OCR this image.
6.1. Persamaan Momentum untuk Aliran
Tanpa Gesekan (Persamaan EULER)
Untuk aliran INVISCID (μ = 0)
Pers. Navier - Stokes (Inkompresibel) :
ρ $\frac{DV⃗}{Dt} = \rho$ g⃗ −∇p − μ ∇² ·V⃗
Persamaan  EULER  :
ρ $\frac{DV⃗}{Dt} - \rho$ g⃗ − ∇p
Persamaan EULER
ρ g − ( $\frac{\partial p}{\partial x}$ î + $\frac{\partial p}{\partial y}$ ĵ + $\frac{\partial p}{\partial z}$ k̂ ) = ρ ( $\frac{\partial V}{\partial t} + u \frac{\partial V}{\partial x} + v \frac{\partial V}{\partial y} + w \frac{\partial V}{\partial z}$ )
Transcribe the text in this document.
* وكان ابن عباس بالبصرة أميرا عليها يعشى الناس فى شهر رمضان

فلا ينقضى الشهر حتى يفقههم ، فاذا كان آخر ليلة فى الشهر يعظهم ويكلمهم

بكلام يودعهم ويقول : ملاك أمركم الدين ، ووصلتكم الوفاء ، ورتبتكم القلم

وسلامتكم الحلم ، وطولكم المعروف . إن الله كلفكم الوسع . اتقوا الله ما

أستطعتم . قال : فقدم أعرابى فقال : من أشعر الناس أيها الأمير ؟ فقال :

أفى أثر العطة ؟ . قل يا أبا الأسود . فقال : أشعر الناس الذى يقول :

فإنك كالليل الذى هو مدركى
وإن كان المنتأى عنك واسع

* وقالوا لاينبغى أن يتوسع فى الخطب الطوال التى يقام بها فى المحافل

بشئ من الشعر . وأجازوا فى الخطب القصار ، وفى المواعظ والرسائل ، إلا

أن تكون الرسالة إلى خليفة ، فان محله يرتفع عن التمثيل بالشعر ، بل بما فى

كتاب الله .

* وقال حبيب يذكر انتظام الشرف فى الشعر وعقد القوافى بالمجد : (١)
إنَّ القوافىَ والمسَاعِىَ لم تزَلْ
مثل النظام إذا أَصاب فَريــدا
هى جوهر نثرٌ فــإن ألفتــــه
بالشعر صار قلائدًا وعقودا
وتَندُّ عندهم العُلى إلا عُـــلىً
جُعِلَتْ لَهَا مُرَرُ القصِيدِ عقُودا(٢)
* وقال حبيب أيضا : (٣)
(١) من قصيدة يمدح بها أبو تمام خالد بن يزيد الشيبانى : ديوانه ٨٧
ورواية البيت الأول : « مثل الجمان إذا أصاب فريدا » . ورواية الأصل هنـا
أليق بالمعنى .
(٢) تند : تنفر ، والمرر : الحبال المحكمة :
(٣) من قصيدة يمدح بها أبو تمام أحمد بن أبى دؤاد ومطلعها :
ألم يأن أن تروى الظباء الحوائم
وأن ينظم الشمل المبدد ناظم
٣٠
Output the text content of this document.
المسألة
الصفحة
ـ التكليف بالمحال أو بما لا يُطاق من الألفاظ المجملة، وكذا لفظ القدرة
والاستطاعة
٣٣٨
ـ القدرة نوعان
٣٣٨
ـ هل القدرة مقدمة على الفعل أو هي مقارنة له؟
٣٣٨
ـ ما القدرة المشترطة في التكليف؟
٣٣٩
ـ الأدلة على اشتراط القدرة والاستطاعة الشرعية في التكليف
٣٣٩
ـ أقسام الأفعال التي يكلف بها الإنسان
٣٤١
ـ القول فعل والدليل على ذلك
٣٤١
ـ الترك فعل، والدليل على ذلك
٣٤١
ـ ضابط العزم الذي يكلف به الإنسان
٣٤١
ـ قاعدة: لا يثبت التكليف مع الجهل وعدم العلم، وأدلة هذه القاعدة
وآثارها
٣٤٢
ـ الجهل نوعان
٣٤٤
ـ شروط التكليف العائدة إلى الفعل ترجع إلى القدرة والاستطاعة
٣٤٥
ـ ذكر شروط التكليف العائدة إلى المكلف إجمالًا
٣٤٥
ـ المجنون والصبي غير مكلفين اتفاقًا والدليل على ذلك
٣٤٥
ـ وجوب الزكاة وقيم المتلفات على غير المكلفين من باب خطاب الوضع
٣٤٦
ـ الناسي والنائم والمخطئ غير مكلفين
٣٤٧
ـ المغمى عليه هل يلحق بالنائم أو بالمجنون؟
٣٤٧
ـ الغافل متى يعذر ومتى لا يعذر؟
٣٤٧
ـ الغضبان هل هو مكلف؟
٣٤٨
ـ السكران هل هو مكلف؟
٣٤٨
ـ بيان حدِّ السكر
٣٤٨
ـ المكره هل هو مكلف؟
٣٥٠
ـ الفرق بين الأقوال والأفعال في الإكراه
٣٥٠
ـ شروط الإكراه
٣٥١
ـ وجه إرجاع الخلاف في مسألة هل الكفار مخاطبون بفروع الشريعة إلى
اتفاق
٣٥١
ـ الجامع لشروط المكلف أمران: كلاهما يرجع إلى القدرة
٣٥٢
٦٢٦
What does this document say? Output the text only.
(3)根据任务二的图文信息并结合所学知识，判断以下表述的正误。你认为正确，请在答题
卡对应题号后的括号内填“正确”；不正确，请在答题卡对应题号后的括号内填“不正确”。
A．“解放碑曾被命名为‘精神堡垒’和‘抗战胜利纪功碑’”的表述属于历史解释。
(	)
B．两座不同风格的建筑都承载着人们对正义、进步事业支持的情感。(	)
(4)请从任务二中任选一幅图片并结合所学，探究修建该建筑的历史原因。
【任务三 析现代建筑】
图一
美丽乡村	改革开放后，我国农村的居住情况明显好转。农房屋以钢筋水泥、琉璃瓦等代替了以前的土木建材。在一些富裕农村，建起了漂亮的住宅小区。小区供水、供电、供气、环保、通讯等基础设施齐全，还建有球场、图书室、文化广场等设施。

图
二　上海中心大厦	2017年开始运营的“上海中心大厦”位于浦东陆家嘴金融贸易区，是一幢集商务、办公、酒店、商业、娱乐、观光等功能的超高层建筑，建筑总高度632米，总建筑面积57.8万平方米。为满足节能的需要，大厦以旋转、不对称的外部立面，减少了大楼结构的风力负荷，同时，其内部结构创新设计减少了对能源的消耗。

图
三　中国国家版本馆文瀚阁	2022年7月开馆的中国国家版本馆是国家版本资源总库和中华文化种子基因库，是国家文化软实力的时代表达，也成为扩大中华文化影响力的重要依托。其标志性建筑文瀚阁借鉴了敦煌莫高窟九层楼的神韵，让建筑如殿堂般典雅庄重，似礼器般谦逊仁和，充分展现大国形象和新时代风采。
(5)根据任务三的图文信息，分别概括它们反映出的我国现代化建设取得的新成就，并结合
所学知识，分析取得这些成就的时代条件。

━━━

■ AIM
Identify all lines where the word "الإكراه" shows up. Copy them.

■ TASK RESPONSE
ـ الفرق بين الأقوال والأفعال في الإكراه
ـ شروط الإكراه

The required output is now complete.